**Problem details:**
Copy each line that has the string "their" somewhere in it.

Stored items:

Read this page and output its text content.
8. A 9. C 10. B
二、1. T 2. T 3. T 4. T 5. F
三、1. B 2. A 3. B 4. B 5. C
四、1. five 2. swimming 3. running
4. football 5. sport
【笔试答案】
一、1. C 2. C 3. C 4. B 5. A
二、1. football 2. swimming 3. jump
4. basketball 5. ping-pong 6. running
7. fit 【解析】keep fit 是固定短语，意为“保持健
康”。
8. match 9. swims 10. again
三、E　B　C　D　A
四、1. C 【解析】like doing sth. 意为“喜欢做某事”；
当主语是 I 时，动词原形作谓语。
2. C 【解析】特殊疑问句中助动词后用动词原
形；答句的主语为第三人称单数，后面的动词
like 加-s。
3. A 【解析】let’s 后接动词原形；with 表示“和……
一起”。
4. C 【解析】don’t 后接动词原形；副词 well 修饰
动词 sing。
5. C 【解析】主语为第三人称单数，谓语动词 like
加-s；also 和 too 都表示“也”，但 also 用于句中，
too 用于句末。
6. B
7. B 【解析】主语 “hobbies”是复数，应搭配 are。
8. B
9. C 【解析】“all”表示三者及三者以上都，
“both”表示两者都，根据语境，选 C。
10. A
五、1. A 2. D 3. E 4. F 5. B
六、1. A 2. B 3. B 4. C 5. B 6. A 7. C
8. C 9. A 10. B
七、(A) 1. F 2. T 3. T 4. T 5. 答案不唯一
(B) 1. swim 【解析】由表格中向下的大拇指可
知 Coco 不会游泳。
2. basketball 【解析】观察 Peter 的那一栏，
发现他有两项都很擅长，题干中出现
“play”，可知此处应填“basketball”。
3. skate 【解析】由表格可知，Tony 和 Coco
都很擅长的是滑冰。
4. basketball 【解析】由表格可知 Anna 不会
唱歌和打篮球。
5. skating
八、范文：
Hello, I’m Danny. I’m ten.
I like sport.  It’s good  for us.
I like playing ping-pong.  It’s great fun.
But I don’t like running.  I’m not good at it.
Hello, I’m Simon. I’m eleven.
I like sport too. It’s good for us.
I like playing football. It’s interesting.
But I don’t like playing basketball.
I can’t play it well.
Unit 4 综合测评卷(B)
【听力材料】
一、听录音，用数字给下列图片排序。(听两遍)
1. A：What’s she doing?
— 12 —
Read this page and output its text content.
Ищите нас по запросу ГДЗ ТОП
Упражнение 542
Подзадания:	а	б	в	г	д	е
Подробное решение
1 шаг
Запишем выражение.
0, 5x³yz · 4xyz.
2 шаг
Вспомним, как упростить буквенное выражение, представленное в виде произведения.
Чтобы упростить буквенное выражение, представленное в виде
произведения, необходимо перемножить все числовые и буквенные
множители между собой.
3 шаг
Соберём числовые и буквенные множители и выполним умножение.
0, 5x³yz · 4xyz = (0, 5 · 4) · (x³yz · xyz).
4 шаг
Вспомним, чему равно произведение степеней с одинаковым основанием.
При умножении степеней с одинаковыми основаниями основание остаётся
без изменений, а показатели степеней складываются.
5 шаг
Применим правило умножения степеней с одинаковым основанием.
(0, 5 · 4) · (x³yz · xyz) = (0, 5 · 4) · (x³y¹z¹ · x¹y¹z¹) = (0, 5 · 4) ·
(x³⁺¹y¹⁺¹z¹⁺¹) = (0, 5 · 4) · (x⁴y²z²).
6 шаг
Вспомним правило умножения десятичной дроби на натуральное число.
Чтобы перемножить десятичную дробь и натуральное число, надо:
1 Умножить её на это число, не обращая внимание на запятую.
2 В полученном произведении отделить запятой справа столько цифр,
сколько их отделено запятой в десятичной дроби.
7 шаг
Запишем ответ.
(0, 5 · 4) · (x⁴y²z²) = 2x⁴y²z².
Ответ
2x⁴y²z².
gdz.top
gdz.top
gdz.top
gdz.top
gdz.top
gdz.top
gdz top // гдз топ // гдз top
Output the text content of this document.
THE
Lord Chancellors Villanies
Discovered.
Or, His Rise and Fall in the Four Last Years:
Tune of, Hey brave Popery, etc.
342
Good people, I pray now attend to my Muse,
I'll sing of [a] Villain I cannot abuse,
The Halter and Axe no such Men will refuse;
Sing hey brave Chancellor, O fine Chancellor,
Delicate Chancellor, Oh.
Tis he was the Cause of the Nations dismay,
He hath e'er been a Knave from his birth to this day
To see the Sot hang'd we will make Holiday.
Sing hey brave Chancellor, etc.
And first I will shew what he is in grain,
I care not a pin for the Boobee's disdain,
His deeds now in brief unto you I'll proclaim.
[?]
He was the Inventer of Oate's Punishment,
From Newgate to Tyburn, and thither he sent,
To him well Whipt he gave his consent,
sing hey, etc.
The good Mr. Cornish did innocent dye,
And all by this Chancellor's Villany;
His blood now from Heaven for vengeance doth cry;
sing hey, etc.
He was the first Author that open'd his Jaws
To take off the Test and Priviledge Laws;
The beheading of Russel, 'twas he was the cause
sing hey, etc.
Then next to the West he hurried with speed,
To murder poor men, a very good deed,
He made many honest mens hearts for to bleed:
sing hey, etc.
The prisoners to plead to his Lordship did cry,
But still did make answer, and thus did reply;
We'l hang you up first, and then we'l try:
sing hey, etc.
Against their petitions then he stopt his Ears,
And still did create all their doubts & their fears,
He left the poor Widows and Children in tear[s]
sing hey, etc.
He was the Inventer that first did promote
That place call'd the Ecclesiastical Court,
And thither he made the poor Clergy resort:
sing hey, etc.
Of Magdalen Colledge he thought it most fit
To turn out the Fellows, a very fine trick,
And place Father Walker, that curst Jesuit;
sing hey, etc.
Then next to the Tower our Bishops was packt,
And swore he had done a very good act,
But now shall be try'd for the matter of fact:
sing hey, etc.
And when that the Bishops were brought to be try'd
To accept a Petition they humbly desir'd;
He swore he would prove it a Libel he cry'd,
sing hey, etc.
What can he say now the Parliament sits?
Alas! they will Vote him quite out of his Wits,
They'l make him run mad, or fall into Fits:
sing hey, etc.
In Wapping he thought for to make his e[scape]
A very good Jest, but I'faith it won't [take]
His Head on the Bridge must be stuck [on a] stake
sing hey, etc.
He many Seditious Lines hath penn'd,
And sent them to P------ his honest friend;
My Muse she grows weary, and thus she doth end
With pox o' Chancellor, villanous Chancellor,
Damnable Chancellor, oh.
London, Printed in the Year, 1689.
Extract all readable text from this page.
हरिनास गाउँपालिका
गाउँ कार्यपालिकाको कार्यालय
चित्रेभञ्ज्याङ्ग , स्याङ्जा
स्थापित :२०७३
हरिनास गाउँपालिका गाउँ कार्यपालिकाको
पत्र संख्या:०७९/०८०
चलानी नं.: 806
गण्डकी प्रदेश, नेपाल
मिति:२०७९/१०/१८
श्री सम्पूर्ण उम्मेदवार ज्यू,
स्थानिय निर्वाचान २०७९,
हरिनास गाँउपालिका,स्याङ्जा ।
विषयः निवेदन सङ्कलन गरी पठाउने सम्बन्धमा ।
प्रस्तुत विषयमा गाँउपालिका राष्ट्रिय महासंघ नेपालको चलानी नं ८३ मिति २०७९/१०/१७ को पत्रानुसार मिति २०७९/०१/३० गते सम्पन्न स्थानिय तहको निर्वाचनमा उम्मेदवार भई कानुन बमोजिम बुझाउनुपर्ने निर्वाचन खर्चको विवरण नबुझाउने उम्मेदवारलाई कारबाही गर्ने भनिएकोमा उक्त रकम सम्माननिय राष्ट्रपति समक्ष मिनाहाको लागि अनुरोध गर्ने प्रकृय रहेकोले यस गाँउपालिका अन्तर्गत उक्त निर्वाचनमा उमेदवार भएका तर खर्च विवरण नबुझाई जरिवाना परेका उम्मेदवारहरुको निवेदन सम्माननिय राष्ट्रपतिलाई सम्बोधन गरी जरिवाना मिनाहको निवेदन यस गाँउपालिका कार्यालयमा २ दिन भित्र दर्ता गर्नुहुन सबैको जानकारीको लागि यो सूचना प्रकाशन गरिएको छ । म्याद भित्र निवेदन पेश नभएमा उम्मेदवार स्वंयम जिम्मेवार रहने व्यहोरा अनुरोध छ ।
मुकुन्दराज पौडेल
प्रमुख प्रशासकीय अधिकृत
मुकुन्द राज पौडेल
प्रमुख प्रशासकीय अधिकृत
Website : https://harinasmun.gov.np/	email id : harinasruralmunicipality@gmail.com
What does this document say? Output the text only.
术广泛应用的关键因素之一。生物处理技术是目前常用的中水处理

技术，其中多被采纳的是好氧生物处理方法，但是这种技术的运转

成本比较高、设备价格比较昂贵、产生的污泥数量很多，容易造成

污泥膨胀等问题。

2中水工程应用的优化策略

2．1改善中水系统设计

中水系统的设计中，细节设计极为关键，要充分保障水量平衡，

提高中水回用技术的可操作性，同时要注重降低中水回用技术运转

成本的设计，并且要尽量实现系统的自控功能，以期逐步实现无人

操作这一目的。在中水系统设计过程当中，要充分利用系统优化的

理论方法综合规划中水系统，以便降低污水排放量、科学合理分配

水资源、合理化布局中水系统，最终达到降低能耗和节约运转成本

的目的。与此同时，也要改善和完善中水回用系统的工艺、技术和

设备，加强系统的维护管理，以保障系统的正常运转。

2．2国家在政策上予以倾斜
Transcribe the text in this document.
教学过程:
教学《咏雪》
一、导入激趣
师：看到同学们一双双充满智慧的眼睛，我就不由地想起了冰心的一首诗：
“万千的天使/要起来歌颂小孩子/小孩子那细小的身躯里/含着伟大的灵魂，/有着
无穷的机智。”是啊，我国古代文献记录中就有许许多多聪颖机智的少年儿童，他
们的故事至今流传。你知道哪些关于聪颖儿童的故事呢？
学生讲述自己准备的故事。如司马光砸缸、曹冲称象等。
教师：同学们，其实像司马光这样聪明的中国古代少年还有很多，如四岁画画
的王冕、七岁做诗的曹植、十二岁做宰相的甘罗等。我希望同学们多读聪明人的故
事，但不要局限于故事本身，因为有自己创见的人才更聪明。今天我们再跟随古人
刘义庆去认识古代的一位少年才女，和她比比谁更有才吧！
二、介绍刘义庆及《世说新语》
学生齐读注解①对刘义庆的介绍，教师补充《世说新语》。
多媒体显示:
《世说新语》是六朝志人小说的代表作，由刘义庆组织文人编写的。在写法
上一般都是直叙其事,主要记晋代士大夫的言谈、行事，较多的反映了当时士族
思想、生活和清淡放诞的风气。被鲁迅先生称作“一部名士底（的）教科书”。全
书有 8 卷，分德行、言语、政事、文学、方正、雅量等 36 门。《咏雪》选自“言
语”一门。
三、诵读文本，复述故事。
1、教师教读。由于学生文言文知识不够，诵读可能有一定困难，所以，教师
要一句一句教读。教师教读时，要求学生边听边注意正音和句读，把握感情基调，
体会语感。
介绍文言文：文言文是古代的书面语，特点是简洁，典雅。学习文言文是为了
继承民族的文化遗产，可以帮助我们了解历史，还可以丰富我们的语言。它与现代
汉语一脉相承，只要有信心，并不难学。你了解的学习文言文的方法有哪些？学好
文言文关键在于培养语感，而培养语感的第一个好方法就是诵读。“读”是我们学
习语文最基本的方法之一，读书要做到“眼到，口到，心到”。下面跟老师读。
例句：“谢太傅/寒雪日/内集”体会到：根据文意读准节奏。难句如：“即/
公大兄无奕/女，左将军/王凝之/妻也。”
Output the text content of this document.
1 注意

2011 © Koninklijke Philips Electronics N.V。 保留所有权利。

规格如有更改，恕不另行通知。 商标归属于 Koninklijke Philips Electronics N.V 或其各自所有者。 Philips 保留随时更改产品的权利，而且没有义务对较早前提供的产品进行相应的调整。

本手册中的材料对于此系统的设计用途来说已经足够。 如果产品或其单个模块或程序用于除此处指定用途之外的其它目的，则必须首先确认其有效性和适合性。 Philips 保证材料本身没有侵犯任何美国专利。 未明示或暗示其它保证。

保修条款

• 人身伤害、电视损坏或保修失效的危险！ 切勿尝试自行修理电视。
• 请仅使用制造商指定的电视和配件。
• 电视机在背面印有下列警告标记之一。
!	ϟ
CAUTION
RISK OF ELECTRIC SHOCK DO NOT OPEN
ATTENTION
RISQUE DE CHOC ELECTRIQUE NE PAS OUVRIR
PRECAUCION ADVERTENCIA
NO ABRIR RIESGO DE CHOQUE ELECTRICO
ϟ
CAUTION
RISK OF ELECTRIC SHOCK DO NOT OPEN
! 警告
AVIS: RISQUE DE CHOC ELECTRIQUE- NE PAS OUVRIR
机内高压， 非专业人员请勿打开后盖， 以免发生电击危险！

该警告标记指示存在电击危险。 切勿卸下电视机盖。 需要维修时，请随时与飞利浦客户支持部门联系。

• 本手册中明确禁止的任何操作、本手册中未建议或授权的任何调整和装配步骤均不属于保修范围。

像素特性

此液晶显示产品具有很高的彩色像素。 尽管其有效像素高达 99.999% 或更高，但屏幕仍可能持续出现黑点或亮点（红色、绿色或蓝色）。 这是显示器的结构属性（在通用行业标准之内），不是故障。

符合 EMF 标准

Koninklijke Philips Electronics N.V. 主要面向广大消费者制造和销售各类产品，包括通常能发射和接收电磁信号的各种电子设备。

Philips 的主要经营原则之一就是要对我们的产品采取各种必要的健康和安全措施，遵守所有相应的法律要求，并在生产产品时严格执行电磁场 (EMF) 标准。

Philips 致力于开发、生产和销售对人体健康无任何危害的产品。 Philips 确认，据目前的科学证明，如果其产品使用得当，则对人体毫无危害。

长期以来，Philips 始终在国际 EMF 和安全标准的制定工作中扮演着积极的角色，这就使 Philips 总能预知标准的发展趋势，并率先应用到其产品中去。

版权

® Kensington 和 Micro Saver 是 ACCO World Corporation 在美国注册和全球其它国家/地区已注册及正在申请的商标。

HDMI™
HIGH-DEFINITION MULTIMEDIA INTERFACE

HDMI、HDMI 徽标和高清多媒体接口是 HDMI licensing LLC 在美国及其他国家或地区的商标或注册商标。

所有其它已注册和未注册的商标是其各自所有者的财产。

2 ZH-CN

**Response to this exercise:**
Against their petitions then he stopt his Ears,
And still did create all their doubts & their fears,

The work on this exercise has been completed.